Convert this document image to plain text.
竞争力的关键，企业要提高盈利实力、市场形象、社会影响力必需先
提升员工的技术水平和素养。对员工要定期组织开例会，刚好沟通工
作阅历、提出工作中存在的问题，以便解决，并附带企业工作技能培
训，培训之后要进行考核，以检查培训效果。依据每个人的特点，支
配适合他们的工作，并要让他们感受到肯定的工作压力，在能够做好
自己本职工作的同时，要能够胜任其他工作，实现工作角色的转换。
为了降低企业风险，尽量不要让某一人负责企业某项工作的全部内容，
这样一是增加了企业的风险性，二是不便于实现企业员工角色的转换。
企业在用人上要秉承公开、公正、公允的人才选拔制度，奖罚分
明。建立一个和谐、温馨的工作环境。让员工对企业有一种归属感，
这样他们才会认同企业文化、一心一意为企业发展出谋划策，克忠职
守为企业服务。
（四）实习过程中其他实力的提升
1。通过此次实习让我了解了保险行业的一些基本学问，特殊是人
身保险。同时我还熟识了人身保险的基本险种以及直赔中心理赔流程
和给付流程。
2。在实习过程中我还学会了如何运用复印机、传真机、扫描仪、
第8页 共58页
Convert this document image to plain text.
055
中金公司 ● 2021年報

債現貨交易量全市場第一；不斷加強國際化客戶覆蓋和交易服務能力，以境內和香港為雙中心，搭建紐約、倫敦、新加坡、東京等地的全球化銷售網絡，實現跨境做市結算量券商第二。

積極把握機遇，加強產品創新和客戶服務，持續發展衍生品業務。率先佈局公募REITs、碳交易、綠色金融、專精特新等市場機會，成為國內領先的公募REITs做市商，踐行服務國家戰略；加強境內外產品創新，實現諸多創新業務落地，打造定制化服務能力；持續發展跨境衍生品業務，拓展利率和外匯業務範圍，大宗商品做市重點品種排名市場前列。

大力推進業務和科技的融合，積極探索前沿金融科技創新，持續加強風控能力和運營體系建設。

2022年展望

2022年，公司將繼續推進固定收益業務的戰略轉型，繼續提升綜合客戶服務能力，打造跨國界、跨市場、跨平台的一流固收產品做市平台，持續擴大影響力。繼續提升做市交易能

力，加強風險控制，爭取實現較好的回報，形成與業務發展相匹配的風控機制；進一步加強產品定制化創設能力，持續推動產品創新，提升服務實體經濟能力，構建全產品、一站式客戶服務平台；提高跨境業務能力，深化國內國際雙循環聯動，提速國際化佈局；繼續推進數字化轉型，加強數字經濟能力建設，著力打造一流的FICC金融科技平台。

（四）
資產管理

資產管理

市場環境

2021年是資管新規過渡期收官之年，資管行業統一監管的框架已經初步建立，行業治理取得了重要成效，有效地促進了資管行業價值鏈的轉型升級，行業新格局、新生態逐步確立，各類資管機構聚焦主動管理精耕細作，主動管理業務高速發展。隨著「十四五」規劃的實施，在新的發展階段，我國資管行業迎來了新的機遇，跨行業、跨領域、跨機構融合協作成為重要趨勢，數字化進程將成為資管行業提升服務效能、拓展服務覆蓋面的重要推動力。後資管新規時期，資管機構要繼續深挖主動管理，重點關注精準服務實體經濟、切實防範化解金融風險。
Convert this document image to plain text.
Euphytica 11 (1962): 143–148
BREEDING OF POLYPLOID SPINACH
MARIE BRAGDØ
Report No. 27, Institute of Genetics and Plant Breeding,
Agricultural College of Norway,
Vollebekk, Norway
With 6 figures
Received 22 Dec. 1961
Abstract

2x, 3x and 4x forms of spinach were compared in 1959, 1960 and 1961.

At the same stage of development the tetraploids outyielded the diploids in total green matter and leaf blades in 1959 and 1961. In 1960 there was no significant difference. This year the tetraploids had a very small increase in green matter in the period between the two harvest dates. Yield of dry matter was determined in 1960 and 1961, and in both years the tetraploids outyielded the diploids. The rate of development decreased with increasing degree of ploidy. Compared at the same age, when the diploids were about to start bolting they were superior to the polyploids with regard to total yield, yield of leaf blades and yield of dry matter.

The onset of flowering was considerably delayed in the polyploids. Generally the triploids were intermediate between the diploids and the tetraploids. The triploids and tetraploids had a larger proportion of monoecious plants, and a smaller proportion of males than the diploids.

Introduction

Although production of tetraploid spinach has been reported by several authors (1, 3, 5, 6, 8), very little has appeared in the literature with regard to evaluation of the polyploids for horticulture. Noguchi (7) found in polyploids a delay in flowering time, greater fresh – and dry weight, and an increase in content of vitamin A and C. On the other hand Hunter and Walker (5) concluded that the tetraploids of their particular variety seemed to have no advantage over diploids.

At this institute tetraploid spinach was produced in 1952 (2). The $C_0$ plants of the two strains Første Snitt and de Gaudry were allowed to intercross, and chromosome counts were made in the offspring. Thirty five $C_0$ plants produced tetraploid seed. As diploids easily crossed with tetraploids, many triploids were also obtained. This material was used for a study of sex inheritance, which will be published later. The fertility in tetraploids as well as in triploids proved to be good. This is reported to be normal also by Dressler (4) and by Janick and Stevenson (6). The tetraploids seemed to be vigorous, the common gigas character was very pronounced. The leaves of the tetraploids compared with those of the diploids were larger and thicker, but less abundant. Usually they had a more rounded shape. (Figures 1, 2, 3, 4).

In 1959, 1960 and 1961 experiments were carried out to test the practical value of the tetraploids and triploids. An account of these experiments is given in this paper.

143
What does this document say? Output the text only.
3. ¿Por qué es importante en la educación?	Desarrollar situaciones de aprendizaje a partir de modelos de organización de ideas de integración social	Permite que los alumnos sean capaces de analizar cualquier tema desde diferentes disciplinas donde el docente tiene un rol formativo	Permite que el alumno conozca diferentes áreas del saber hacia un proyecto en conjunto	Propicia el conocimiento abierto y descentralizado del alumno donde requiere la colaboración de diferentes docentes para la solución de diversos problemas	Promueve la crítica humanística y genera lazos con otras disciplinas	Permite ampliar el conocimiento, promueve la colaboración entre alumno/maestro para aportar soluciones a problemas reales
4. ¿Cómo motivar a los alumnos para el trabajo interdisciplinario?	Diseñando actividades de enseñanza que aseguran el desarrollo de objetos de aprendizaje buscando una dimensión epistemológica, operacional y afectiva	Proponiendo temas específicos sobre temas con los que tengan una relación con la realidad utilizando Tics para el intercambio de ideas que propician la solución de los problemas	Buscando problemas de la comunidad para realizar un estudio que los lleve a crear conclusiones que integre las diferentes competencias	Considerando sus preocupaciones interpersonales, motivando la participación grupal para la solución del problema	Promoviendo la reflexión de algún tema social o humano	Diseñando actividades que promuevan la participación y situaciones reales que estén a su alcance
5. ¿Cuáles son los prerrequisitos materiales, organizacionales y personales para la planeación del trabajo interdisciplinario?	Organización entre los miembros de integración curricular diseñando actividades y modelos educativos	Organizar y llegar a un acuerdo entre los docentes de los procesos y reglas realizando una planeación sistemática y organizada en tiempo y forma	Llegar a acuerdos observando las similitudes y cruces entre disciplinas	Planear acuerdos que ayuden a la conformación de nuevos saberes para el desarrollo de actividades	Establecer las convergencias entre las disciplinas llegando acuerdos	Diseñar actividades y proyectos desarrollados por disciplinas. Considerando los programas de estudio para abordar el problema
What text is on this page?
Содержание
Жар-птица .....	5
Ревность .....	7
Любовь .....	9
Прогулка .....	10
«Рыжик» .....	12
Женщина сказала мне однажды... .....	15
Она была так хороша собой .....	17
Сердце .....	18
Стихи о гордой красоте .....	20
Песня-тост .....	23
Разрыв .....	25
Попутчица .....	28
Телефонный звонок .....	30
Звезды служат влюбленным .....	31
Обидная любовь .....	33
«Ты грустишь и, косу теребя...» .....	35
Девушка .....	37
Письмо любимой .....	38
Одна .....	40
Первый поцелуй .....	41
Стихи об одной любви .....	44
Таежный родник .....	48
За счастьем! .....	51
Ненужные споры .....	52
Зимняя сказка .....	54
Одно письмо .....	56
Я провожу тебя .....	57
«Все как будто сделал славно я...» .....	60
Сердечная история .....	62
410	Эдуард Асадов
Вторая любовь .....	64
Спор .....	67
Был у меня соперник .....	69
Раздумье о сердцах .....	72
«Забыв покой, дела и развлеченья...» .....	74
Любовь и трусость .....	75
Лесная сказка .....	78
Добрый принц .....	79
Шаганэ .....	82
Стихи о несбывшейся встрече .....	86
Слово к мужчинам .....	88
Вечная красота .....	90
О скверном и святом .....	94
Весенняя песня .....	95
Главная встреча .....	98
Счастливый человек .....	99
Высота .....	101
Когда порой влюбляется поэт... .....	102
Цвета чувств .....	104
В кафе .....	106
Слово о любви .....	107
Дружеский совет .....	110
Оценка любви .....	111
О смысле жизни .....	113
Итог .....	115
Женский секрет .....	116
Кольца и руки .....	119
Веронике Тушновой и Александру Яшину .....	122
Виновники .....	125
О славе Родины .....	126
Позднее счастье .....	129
☆ ☆ ☆ ☆
Task prompt:
Every line that holds the string "Norway" should be returned.

Exercise output:
Agricultural College of Norway,
Vollebekk, Norway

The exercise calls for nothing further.